-- REQUIREMENTS --
Return all entries word for word, but drop any images.

-- ENTRIES SUPPLIED --
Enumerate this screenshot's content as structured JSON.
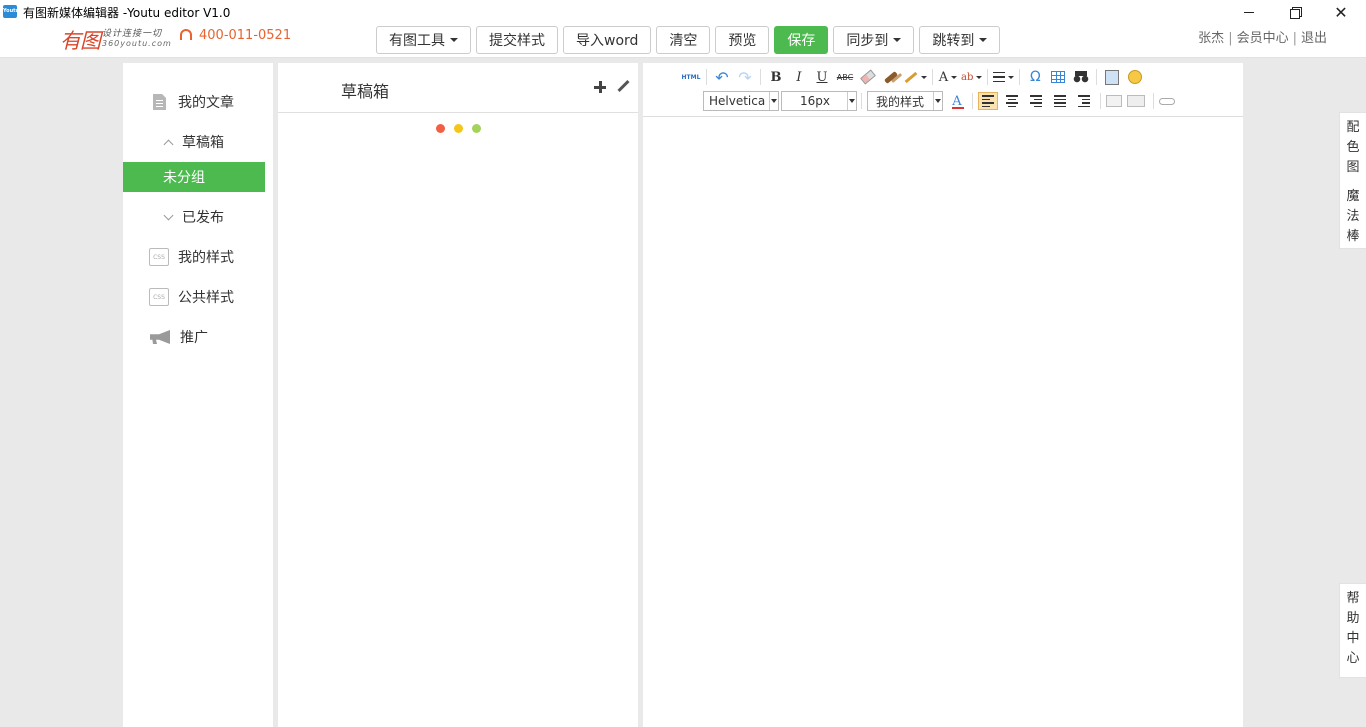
{
  "window": {
    "title": "有图新媒体编辑器 -Youtu editor V1.0",
    "app_icon_text": "Youtu",
    "minimize_label": "",
    "maximize_label": "",
    "close_label": "✕"
  },
  "header": {
    "logo_mark": "有图",
    "logo_slogan": "设计连接一切",
    "logo_url": "360youtu.com",
    "phone": "400-011-0521",
    "toolbar": [
      {
        "label": "有图工具",
        "dropdown": true
      },
      {
        "label": "提交样式"
      },
      {
        "label": "导入word"
      },
      {
        "label": "清空"
      },
      {
        "label": "预览"
      },
      {
        "label": "保存",
        "primary": true
      },
      {
        "label": "同步到",
        "dropdown": true
      },
      {
        "label": "跳转到",
        "dropdown": true
      }
    ],
    "user": {
      "name": "张杰",
      "member_center": "会员中心",
      "logout": "退出",
      "separator": "|"
    }
  },
  "sidebar": {
    "my_articles": "我的文章",
    "drafts": "草稿箱",
    "ungrouped": "未分组",
    "published": "已发布",
    "my_styles": "我的样式",
    "public_styles": "公共样式",
    "promotion": "推广",
    "css_icon_text": "CSS"
  },
  "drafts_panel": {
    "title": "草稿箱",
    "dot_colors": [
      "#f16043",
      "#f5c518",
      "#a3d35a"
    ]
  },
  "editor": {
    "html_label": "HTML",
    "undo": "↶",
    "redo": "↷",
    "bold": "B",
    "italic": "I",
    "underline": "U",
    "strike": "ABC",
    "font_color_glyph": "A",
    "highlight_glyph": "ab",
    "omega": "Ω",
    "font_family": "Helvetica",
    "font_size": "16px",
    "my_style_select": "我的样式",
    "clear_format_glyph": "A"
  },
  "right_tabs": {
    "color_scheme": [
      "配",
      "色",
      "图"
    ],
    "magic_wand": [
      "魔",
      "法",
      "棒"
    ],
    "help_center": [
      "帮",
      "助",
      "中",
      "心"
    ]
  },
  "colors": {
    "accent_green": "#4cba4e",
    "phone_orange": "#e8632f",
    "toolbar_blue": "#3a86d6"
  }
}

-- RESPONSE FOR THIS EXERCISE --
Enumerate this screenshot's content as structured JSON.
{
  "window": {
    "title": "有图新媒体编辑器 -Youtu editor V1.0",
    "app_icon_text": "Youtu",
    "minimize_label": "",
    "maximize_label": "",
    "close_label": "✕"
  },
  "header": {
    "logo_mark": "有图",
    "logo_slogan": "设计连接一切",
    "logo_url": "360youtu.com",
    "phone": "400-011-0521",
    "toolbar": [
      {
        "label": "有图工具",
        "dropdown": true
      },
      {
        "label": "提交样式"
      },
      {
        "label": "导入word"
      },
      {
        "label": "清空"
      },
      {
        "label": "预览"
      },
      {
        "label": "保存",
        "primary": true
      },
      {
        "label": "同步到",
        "dropdown": true
      },
      {
        "label": "跳转到",
        "dropdown": true
      }
    ],
    "user": {
      "name": "张杰",
      "member_center": "会员中心",
      "logout": "退出",
      "separator": "|"
    }
  },
  "sidebar": {
    "my_articles": "我的文章",
    "drafts": "草稿箱",
    "ungrouped": "未分组",
    "published": "已发布",
    "my_styles": "我的样式",
    "public_styles": "公共样式",
    "promotion": "推广",
    "css_icon_text": "CSS"
  },
  "drafts_panel": {
    "title": "草稿箱",
    "dot_colors": [
      "#f16043",
      "#f5c518",
      "#a3d35a"
    ]
  },
  "editor": {
    "html_label": "HTML",
    "undo": "↶",
    "redo": "↷",
    "bold": "B",
    "italic": "I",
    "underline": "U",
    "strike": "ABC",
    "font_color_glyph": "A",
    "highlight_glyph": "ab",
    "omega": "Ω",
    "font_family": "Helvetica",
    "font_size": "16px",
    "my_style_select": "我的样式",
    "clear_format_glyph": "A"
  },
  "right_tabs": {
    "color_scheme": [
      "配",
      "色",
      "图"
    ],
    "magic_wand": [
      "魔",
      "法",
      "棒"
    ],
    "help_center": [
      "帮",
      "助",
      "中",
      "心"
    ]
  },
  "colors": {
    "accent_green": "#4cba4e",
    "phone_orange": "#e8632f",
    "toolbar_blue": "#3a86d6"
  }
}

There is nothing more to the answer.